> _GIVEN REQUEST_
Here are some records; copy every line that holds the word "dari".

> _Items from a data source_
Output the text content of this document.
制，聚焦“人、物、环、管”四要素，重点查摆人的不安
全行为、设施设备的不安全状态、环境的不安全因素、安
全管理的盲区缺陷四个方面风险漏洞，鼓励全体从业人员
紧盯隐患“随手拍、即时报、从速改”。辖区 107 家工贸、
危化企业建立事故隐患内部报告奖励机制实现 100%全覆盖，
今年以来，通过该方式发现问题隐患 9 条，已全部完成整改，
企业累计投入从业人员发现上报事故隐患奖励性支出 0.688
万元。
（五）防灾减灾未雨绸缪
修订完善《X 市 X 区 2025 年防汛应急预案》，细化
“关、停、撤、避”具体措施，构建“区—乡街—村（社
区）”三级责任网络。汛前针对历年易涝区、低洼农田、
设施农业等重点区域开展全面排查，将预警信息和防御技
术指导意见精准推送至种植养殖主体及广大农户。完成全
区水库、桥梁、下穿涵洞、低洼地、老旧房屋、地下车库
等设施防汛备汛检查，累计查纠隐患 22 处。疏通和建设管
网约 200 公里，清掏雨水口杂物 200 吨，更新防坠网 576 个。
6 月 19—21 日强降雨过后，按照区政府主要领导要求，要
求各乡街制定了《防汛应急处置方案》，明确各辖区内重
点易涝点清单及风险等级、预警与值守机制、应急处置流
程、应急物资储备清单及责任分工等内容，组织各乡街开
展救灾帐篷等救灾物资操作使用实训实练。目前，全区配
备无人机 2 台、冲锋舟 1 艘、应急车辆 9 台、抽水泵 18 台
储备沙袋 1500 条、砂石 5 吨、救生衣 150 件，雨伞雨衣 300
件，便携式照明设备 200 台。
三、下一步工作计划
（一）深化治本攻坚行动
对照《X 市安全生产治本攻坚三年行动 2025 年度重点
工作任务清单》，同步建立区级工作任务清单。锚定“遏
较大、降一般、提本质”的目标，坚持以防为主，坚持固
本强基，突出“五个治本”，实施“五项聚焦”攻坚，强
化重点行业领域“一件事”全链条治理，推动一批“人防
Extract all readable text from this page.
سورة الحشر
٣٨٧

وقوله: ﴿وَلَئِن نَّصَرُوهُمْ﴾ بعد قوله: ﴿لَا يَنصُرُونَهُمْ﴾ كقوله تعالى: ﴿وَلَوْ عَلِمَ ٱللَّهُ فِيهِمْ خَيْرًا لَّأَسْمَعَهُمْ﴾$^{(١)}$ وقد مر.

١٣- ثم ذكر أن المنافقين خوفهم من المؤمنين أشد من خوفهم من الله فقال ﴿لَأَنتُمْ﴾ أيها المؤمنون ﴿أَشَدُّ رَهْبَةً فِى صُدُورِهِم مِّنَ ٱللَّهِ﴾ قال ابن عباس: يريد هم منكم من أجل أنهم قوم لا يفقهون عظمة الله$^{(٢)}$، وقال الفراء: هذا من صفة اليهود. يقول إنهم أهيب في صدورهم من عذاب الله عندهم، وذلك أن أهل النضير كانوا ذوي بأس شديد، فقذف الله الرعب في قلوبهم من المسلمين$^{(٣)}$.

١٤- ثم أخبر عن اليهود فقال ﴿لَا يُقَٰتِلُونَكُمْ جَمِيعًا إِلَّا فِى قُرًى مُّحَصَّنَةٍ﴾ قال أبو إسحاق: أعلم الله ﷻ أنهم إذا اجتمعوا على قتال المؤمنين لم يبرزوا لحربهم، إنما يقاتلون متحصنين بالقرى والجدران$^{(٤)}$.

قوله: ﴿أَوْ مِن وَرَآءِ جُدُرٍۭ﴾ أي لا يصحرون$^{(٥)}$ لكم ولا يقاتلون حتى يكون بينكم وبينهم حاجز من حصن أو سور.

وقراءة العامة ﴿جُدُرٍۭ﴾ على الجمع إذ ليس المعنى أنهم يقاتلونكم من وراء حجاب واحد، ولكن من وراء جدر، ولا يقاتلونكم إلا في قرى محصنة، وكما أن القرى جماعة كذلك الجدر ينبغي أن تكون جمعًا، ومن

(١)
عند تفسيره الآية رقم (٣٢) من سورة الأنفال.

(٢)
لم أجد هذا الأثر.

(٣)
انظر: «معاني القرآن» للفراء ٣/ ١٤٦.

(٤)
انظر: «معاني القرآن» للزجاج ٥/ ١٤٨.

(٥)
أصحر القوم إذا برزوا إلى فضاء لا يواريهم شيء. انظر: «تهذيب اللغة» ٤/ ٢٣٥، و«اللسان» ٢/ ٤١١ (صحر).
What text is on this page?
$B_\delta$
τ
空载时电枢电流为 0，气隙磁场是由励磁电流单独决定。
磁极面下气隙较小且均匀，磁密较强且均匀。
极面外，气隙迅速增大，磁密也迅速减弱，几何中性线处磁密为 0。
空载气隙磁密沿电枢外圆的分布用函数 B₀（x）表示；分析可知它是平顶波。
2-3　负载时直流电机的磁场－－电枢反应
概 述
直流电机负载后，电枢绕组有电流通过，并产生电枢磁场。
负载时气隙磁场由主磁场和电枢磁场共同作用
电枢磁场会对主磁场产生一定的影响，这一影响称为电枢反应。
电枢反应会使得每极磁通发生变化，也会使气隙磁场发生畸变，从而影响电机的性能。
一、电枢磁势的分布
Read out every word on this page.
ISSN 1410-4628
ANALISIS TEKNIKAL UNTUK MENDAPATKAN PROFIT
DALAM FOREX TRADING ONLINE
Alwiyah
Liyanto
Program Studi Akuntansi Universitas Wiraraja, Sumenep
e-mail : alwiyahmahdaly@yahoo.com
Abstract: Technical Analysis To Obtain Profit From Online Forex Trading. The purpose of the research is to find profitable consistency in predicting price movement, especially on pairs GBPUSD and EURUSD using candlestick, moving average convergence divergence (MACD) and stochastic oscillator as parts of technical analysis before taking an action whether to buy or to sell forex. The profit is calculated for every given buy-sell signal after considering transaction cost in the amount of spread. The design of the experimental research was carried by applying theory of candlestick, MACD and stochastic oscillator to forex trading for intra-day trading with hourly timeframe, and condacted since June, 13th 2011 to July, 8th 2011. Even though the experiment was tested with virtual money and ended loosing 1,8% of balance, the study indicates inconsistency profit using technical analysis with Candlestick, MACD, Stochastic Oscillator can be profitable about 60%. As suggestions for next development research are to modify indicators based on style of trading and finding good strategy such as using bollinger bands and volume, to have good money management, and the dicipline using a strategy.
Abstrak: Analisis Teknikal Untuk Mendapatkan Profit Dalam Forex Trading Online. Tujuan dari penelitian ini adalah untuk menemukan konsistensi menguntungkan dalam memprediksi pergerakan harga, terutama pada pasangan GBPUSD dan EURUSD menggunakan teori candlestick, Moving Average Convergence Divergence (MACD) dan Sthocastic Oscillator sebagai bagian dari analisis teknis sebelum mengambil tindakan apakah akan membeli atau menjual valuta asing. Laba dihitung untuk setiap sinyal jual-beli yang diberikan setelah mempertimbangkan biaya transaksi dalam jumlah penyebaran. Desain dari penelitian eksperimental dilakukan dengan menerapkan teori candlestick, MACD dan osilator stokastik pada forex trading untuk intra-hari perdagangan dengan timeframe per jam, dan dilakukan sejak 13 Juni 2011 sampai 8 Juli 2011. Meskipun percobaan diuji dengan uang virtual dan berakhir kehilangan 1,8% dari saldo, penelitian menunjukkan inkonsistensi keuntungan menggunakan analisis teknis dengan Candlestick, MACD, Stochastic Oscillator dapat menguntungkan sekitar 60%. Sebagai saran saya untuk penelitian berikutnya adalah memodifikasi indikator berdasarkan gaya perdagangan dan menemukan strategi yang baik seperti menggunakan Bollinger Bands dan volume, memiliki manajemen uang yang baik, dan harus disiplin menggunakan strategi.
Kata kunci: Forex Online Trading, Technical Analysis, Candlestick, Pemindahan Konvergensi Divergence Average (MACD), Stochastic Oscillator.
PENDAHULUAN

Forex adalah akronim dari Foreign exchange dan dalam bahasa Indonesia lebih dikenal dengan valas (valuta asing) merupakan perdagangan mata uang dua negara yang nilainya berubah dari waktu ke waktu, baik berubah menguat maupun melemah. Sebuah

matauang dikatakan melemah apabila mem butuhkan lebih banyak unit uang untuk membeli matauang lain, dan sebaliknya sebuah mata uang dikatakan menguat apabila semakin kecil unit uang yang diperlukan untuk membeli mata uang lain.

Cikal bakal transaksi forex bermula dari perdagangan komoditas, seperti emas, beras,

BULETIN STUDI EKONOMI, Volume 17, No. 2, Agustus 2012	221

> _THE OUTPUT_
Abstrak: Analisis Teknikal Untuk Mendapatkan Profit Dalam Forex Trading Online. Tujuan dari penelitian ini adalah untuk menemukan konsistensi menguntungkan dalam memprediksi pergerakan harga, terutama pada pasangan GBPUSD dan EURUSD menggunakan teori candlestick, Moving Average Convergence Divergence (MACD) dan Sthocastic Oscillator sebagai bagian dari analisis teknis sebelum mengambil tindakan apakah akan membeli atau menjual valuta asing. Laba dihitung untuk setiap sinyal jual-beli yang diberikan setelah mempertimbangkan biaya transaksi dalam jumlah penyebaran. Desain dari penelitian eksperimental dilakukan dengan menerapkan teori candlestick, MACD dan osilator stokastik pada forex trading untuk intra-hari perdagangan dengan timeframe per jam, dan dilakukan sejak 13 Juni 2011 sampai 8 Juli 2011. Meskipun percobaan diuji dengan uang virtual dan berakhir kehilangan 1,8% dari saldo, penelitian menunjukkan inkonsistensi keuntungan menggunakan analisis teknis dengan Candlestick, MACD, Stochastic Oscillator dapat menguntungkan sekitar 60%. Sebagai saran saya untuk penelitian berikutnya adalah memodifikasi indikator berdasarkan gaya perdagangan dan menemukan strategi yang baik seperti menggunakan Bollinger Bands dan volume, memiliki manajemen uang yang baik, dan harus disiplin menggunakan strategi.
Forex adalah akronim dari Foreign exchange dan dalam bahasa Indonesia lebih dikenal dengan valas (valuta asing) merupakan perdagangan mata uang dua negara yang nilainya berubah dari waktu ke waktu, baik berubah menguat maupun melemah. Sebuah
Cikal bakal transaksi forex bermula dari perdagangan komoditas, seperti emas, beras,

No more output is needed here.